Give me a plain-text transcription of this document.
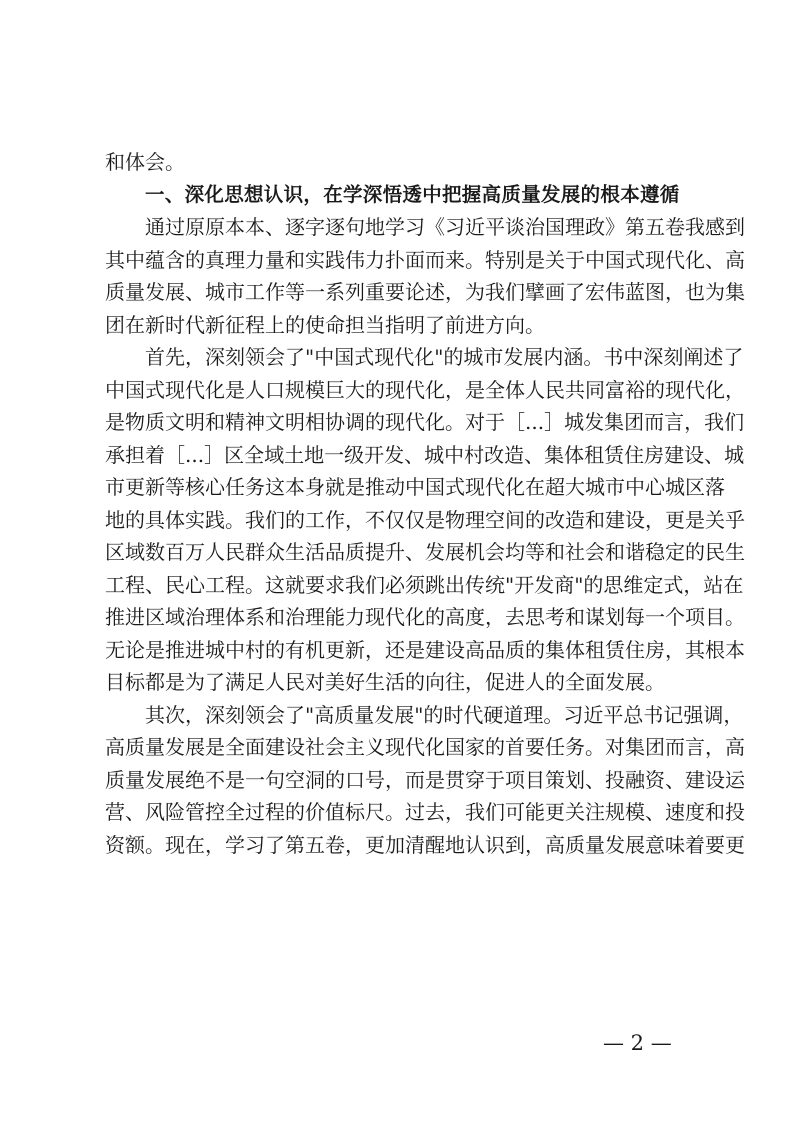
和体会。
一、深化思想认识，在学深悟透中把握高质量发展的根本遵循
通过原原本本、逐字逐句地学习《习近平谈治国理政》第五卷我感到
其中蕴含的真理力量和实践伟力扑面而来。特别是关于中国式现代化、高
质量发展、城市工作等一系列重要论述，为我们擘画了宏伟蓝图，也为集
团在新时代新征程上的使命担当指明了前进方向。
首先，深刻领会了"中国式现代化"的城市发展内涵。书中深刻阐述了
中国式现代化是人口规模巨大的现代化，是全体人民共同富裕的现代化，
是物质文明和精神文明相协调的现代化。对于［...］城发集团而言，我们
承担着［...］区全域土地一级开发、城中村改造、集体租赁住房建设、城
市更新等核心任务这本身就是推动中国式现代化在超大城市中心城区落
地的具体实践。我们的工作，不仅仅是物理空间的改造和建设，更是关乎
区域数百万人民群众生活品质提升、发展机会均等和社会和谐稳定的民生
工程、民心工程。这就要求我们必须跳出传统"开发商"的思维定式，站在
推进区域治理体系和治理能力现代化的高度，去思考和谋划每一个项目。
无论是推进城中村的有机更新，还是建设高品质的集体租赁住房，其根本
目标都是为了满足人民对美好生活的向往，促进人的全面发展。
其次，深刻领会了"高质量发展"的时代硬道理。习近平总书记强调，
高质量发展是全面建设社会主义现代化国家的首要任务。对集团而言，高
质量发展绝不是一句空洞的口号，而是贯穿于项目策划、投融资、建设运
营、风险管控全过程的价值标尺。过去，我们可能更关注规模、速度和投
资额。现在，学习了第五卷，更加清醒地认识到，高质量发展意味着要更
— 2 —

● ● ●

Leave out the pictures and retype every line above exactly.

Give me a plain-text transcription of this document.
和体会。
一、深化思想认识，在学深悟透中把握高质量发展的根本遵循
通过原原本本、逐字逐句地学习《习近平谈治国理政》第五卷我感到
其中蕴含的真理力量和实践伟力扑面而来。特别是关于中国式现代化、高
质量发展、城市工作等一系列重要论述，为我们擘画了宏伟蓝图，也为集
团在新时代新征程上的使命担当指明了前进方向。
首先，深刻领会了"中国式现代化"的城市发展内涵。书中深刻阐述了
中国式现代化是人口规模巨大的现代化，是全体人民共同富裕的现代化，
是物质文明和精神文明相协调的现代化。对于［...］城发集团而言，我们
承担着［...］区全域土地一级开发、城中村改造、集体租赁住房建设、城
市更新等核心任务这本身就是推动中国式现代化在超大城市中心城区落
地的具体实践。我们的工作，不仅仅是物理空间的改造和建设，更是关乎
区域数百万人民群众生活品质提升、发展机会均等和社会和谐稳定的民生
工程、民心工程。这就要求我们必须跳出传统"开发商"的思维定式，站在
推进区域治理体系和治理能力现代化的高度，去思考和谋划每一个项目。
无论是推进城中村的有机更新，还是建设高品质的集体租赁住房，其根本
目标都是为了满足人民对美好生活的向往，促进人的全面发展。
其次，深刻领会了"高质量发展"的时代硬道理。习近平总书记强调，
高质量发展是全面建设社会主义现代化国家的首要任务。对集团而言，高
质量发展绝不是一句空洞的口号，而是贯穿于项目策划、投融资、建设运
营、风险管控全过程的价值标尺。过去，我们可能更关注规模、速度和投
资额。现在，学习了第五卷，更加清醒地认识到，高质量发展意味着要更
— 2 —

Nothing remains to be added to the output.